INFORMATION SUPPLIED >>

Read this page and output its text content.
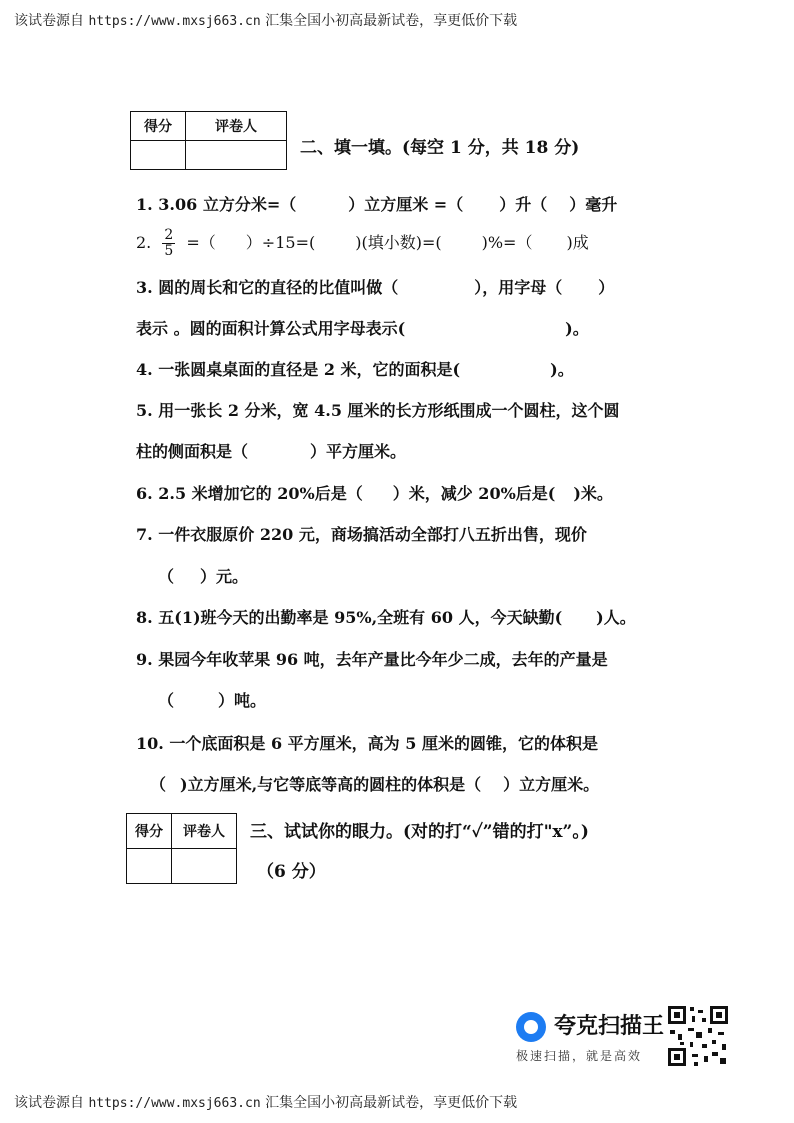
该试卷源自 https://www.mxsj663.cn 汇集全国小初高最新试卷，享更低价下载
得分	评卷人

二、填一填。(每空 1 分，共 18 分)
1. 3.06 立方分米=（	）立方厘米 =（ ）升（ ）毫升
2. $\frac{2}{5}$ =（ ）÷15=(	)(填小数)=(	)%=（ )成
3. 圆的周长和它的直径的比值叫做（	），用字母（ ）
表示 。圆的面积计算公式用字母表示(	)。
4. 一张圆桌桌面的直径是 2 米，它的面积是(	)。
5. 用一张长 2 分米，宽 4.5 厘米的长方形纸围成一个圆柱，这个圆
柱的侧面积是（	）平方厘米。
6. 2.5 米增加它的 20%后是（ ）米，减少 20%后是( )米。
7. 一件衣服原价 220 元，商场搞活动全部打八五折出售，现价
（ ）元。
8. 五(1)班今天的出勤率是 95%,全班有 60 人，今天缺勤( )人。
9. 果园今年收苹果 96 吨，去年产量比今年少二成，去年的产量是
（	）吨。
10. 一个底面积是 6 平方厘米，高为 5 厘米的圆锥，它的体积是
（ )立方厘米,与它等底等高的圆柱的体积是（ ）立方厘米。
得分	评卷人
	三、试试你的眼力。(对的打“✓”错的打"x”。)
（6 分）
夸克扫描王
极速扫描，就是高效
该试卷源自 https://www.mxsj663.cn 汇集全国小初高最新试卷，享更低价下载
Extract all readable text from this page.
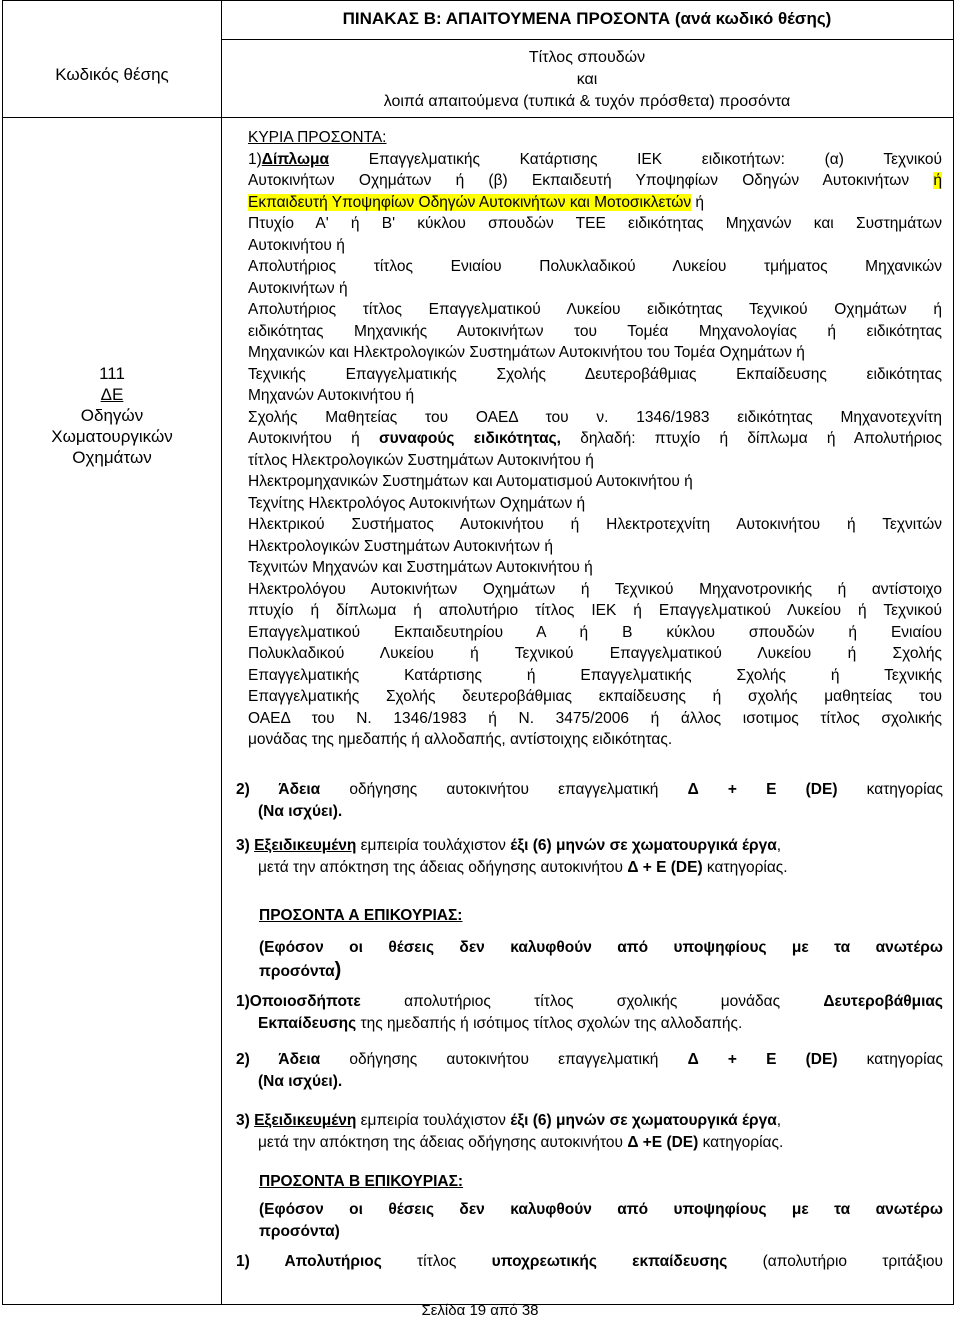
ΠΙΝΑΚΑΣ Β: ΑΠΑΙΤΟΥΜΕΝΑ ΠΡΟΣΟΝΤΑ (ανά κωδικό θέσης)
Κωδικός θέσης
Τίτλος σπουδών
και
λοιπά απαιτούμενα (τυπικά & τυχόν πρόσθετα) προσόντα
111
ΔΕ
Οδηγών
Χωματουργικών
Οχημάτων

ΚΥΡΙΑ ΠΡΟΣΟΝΤΑ:

1)Δίπλωμα Επαγγελματικής Κατάρτισης ΙΕΚ ειδικοτήτων: (α) Τεχνικού

Αυτοκινήτων Οχημάτων ή (β) Εκπαιδευτή Υποψηφίων Οδηγών Αυτοκινήτων ή

Εκπαιδευτή Υποψηφίων Οδηγών Αυτοκινήτων και Μοτοσικλετών ή

Πτυχίο Α' ή Β' κύκλου σπουδών ΤΕΕ ειδικότητας Μηχανών και Συστημάτων

Αυτοκινήτου ή

Απολυτήριος τίτλος Ενιαίου Πολυκλαδικού Λυκείου τμήματος Μηχανικών

Αυτοκινήτων ή

Απολυτήριος τίτλος Επαγγελματικού Λυκείου ειδικότητας Τεχνικού Οχημάτων ή

ειδικότητας Μηχανικής Αυτοκινήτων του Τομέα Μηχανολογίας ή ειδικότητας

Μηχανικών και Ηλεκτρολογικών Συστημάτων Αυτοκινήτου του Τομέα Οχημάτων ή

Τεχνικής Επαγγελματικής Σχολής Δευτεροβάθμιας Εκπαίδευσης ειδικότητας

Μηχανών Αυτοκινήτου ή

Σχολής Μαθητείας του ΟΑΕΔ του ν. 1346/1983 ειδικότητας Μηχανοτεχνίτη

Αυτοκινήτου ή συναφούς ειδικότητας, δηλαδή: πτυχίο ή δίπλωμα ή Απολυτήριος

τίτλος Ηλεκτρολογικών Συστημάτων Αυτοκινήτου ή

Ηλεκτρομηχανικών Συστημάτων και Αυτοματισμού Αυτοκινήτου ή

Τεχνίτης Ηλεκτρολόγος Αυτοκινήτων Οχημάτων ή

Ηλεκτρικού Συστήματος Αυτοκινήτου ή Ηλεκτροτεχνίτη Αυτοκινήτου ή Τεχνιτών

Ηλεκτρολογικών Συστημάτων Αυτοκινήτων ή

Τεχνιτών Μηχανών και Συστημάτων Αυτοκινήτου ή

Ηλεκτρολόγου Αυτοκινήτων Οχημάτων ή Τεχνικού Μηχανοτρονικής ή αντίστοιχο

πτυχίο ή δίπλωμα ή απολυτήριο τίτλος ΙΕΚ ή Επαγγελματικού Λυκείου ή Τεχνικού

Επαγγελματικού Εκπαιδευτηρίου Α ή Β κύκλου σπουδών ή Ενιαίου

Πολυκλαδικού Λυκείου ή Τεχνικού Επαγγελματικού Λυκείου ή Σχολής

Επαγγελματικής Κατάρτισης ή Επαγγελματικής Σχολής ή Τεχνικής

Επαγγελματικής Σχολής δευτεροβάθμιας εκπαίδευσης ή σχολής μαθητείας του

ΟΑΕΔ του Ν. 1346/1983 ή Ν. 3475/2006 ή άλλος ισοτιμος τίτλος σχολικής

μονάδας της ημεδαπής ή αλλοδαπής, αντίστοιχης ειδικότητας.

2) Άδεια οδήγησης αυτοκινήτου επαγγελματική Δ + Ε (DE) κατηγορίας

(Να ισχύει).

3) Εξειδικευμένη εμπειρία τουλάχιστον έξι (6) μηνών σε χωματουργικά έργα,

μετά την απόκτηση της άδειας οδήγησης αυτοκινήτου Δ + Ε (DE) κατηγορίας.

ΠΡΟΣΟΝΤΑ Α ΕΠΙΚΟΥΡΙΑΣ:

(Εφόσον οι θέσεις δεν καλυφθούν από υποψηφίους με τα ανωτέρω

προσόντα)

1)Οποιοσδήποτε απολυτήριος τίτλος σχολικής μονάδας Δευτεροβάθμιας

Εκπαίδευσης της ημεδαπής ή ισότιμος τίτλος σχολών της αλλοδαπής.

2) Άδεια οδήγησης αυτοκινήτου επαγγελματική Δ + Ε (DE) κατηγορίας

(Να ισχύει).

3) Εξειδικευμένη εμπειρία τουλάχιστον έξι (6) μηνών σε χωματουργικά έργα,

μετά την απόκτηση της άδειας οδήγησης αυτοκινήτου Δ +Ε (DE) κατηγορίας.

ΠΡΟΣΟΝΤΑ Β ΕΠΙΚΟΥΡΙΑΣ:

(Εφόσον οι θέσεις δεν καλυφθούν από υποψηφίους με τα ανωτέρω

προσόντα)

1) Απολυτήριος τίτλος υποχρεωτικής εκπαίδευσης (απολυτήριο τριτάξιου

Σελίδα 19 από 38
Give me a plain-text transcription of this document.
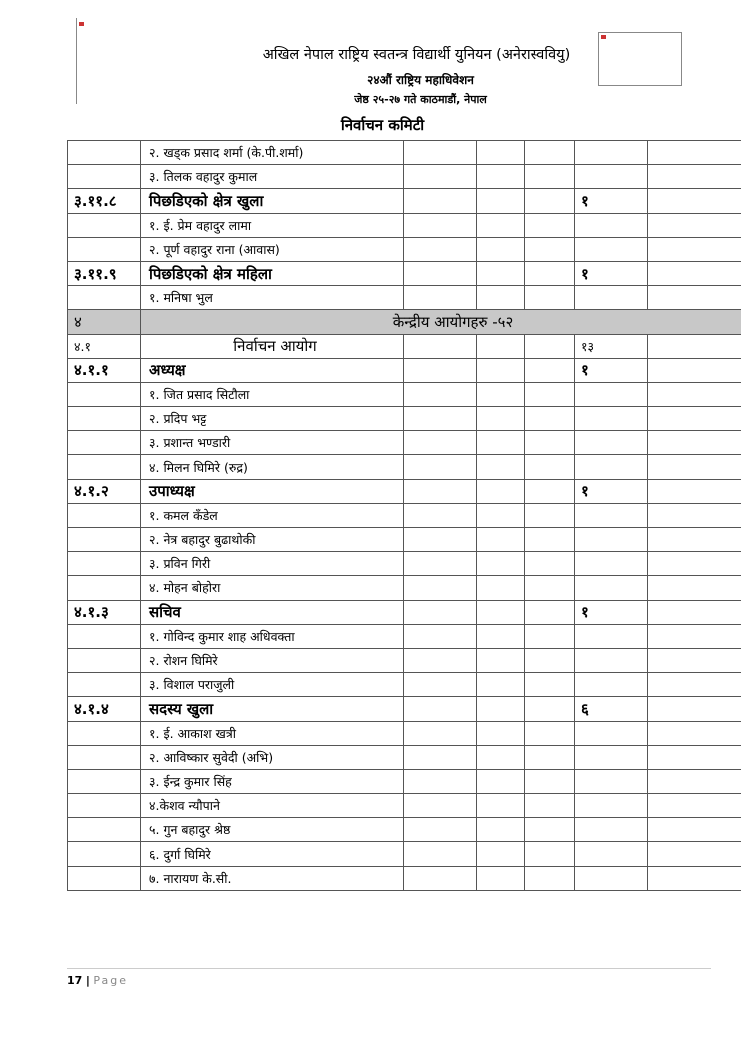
अखिल नेपाल राष्ट्रिय स्वतन्त्र विद्यार्थी युनियन (अनेरास्ववियु)
२४औं राष्ट्रिय महाधिवेशन
जेष्ठ २५-२७ गते काठमाडौं, नेपाल
निर्वाचन कमिटी
	२. खड्क प्रसाद शर्मा (के.पी.शर्मा)					
	३. तिलक वहादुर कुमाल					
३.११.८	पिछडिएको क्षेत्र खुला				१	
	१. ई. प्रेम वहादुर लामा					
	२. पूर्ण वहादुर राना (आवास)					
३.११.९	पिछडिएको क्षेत्र महिला				१	
	१. मनिषा भुल					
४	केन्द्रीय आयोगहरु -५२					
४.१	निर्वाचन आयोग				१३	
४.१.१	अध्यक्ष				१	
	१. जित प्रसाद सिटौला					
	२. प्रदिप भट्ट					
	३. प्रशान्त भण्डारी					
	४. मिलन घिमिरे (रुद्र)					
४.१.२	उपाध्यक्ष				१	
	१. कमल कँडेल					
	२. नेत्र बहादुर बुढाथोकी					
	३. प्रविन गिरी					
	४. मोहन बोहोरा					
४.१.३	सचिव				१	
	१. गोविन्द कुमार शाह अधिवक्ता					
	२. रोशन घिमिरे					
	३. विशाल पराजुली					
४.१.४	सदस्य खुला				६	
	१. ई. आकाश खत्री					
	२. आविष्कार सुवेदी (अभि)					
	३. ईन्द्र कुमार सिंह					
	४.केशव न्यौपाने					
	५. गुन बहादुर श्रेष्ठ					
	६. दुर्गा घिमिरे					
	७. नारायण के.सी.					
17 | Page
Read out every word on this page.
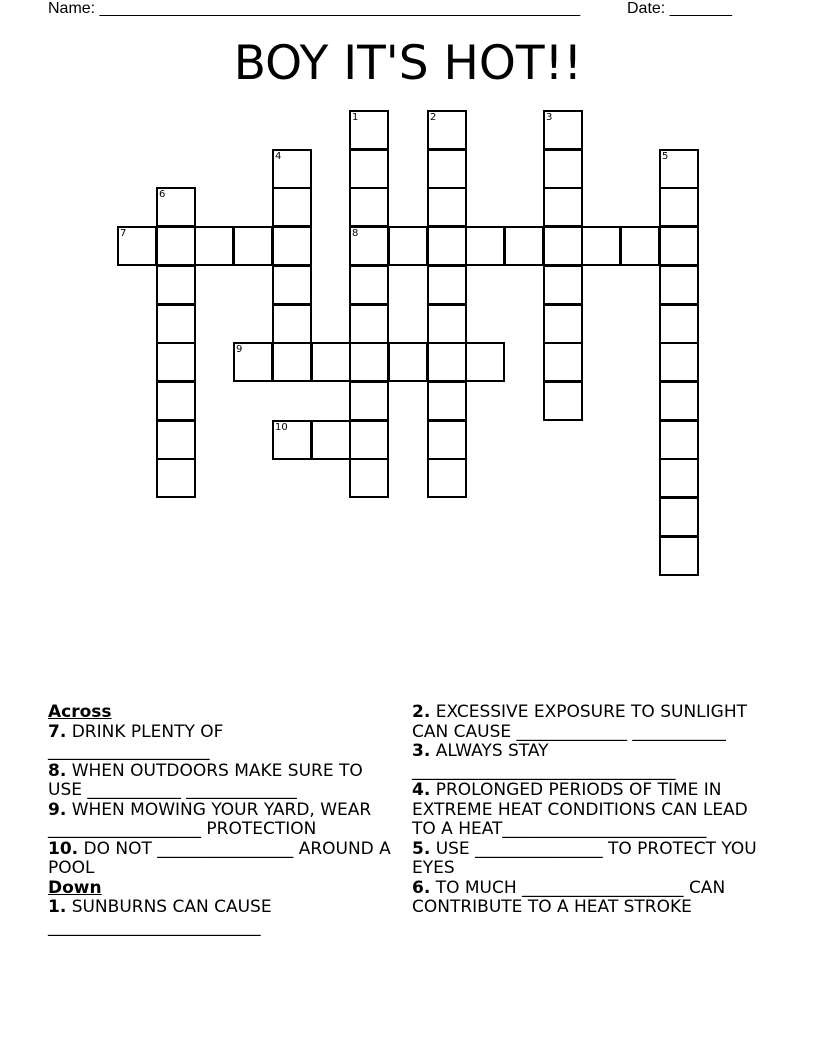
Name: ______________________________________________________	Date: _______
BOY IT'S HOT!!
1
8
2	3
4	5
6
7
9
10
Across
7. DRINK PLENTY OF
___________________
8. WHEN OUTDOORS MAKE SURE TO USE ___________ _____________
9. WHEN MOWING YOUR YARD, WEAR __________________ PROTECTION
10. DO NOT ________________ AROUND A POOL
Down
1. SUNBURNS CAN CAUSE
_________________________
2. EXCESSIVE EXPOSURE TO SUNLIGHT CAN CAUSE _____________ ___________
3. ALWAYS STAY
_______________________________
4. PROLONGED PERIODS OF TIME IN EXTREME HEAT CONDITIONS CAN LEAD TO A HEAT________________________
5. USE _______________ TO PROTECT YOU EYES
6. TO MUCH ___________________ CAN CONTRIBUTE TO A HEAT STROKE
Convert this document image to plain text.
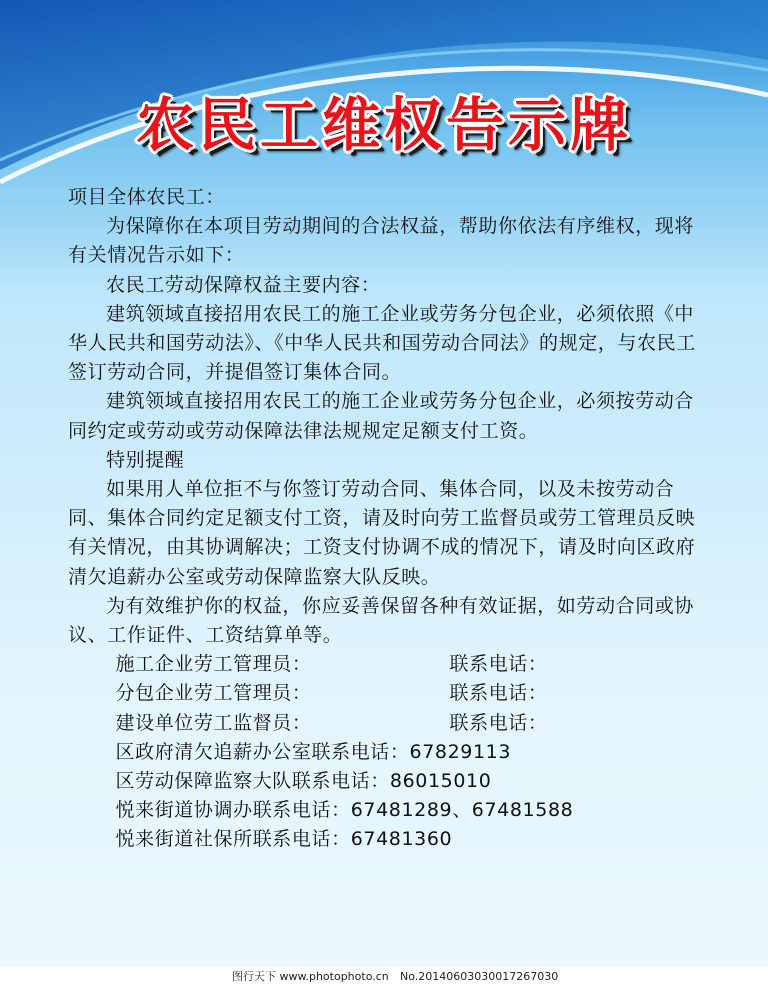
农民工维权告示牌

项目全体农民工：

为保障你在本项目劳动期间的合法权益，帮助你依法有序维权，现将有关情况告示如下：

农民工劳动保障权益主要内容：

建筑领域直接招用农民工的施工企业或劳务分包企业，必须依照《中华人民共和国劳动法》、《中华人民共和国劳动合同法》的规定，与农民工签订劳动合同，并提倡签订集体合同。

建筑领域直接招用农民工的施工企业或劳务分包企业，必须按劳动合同约定或劳动或劳动保障法律法规规定足额支付工资。

特别提醒

如果用人单位拒不与你签订劳动合同、集体合同，以及未按劳动合同、集体合同约定足额支付工资，请及时向劳工监督员或劳工管理员反映有关情况，由其协调解决；工资支付协调不成的情况下，请及时向区政府清欠追薪办公室或劳动保障监察大队反映。

为有效维护你的权益，你应妥善保留各种有效证据，如劳动合同或协议、工作证件、工资结算单等。

施工企业劳工管理员：	联系电话：
分包企业劳工管理员：	联系电话：
建设单位劳工监督员：	联系电话：

区政府清欠追薪办公室联系电话：67829113

区劳动保障监察大队联系电话：86015010

悦来街道协调办联系电话：67481289、67481588

悦来街道社保所联系电话：67481360

图行天下 www.photophoto.cn No.20140603030017267030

REQUIRED TASK >>
For the listing above, identify each line bearing "απόκτηση".

FINAL RESULT >>
μετά την απόκτηση της άδειας οδήγησης αυτοκινήτου Δ + Ε (DE) κατηγορίας.
μετά την απόκτηση της άδειας οδήγησης αυτοκινήτου Δ +Ε (DE) κατηγορίας.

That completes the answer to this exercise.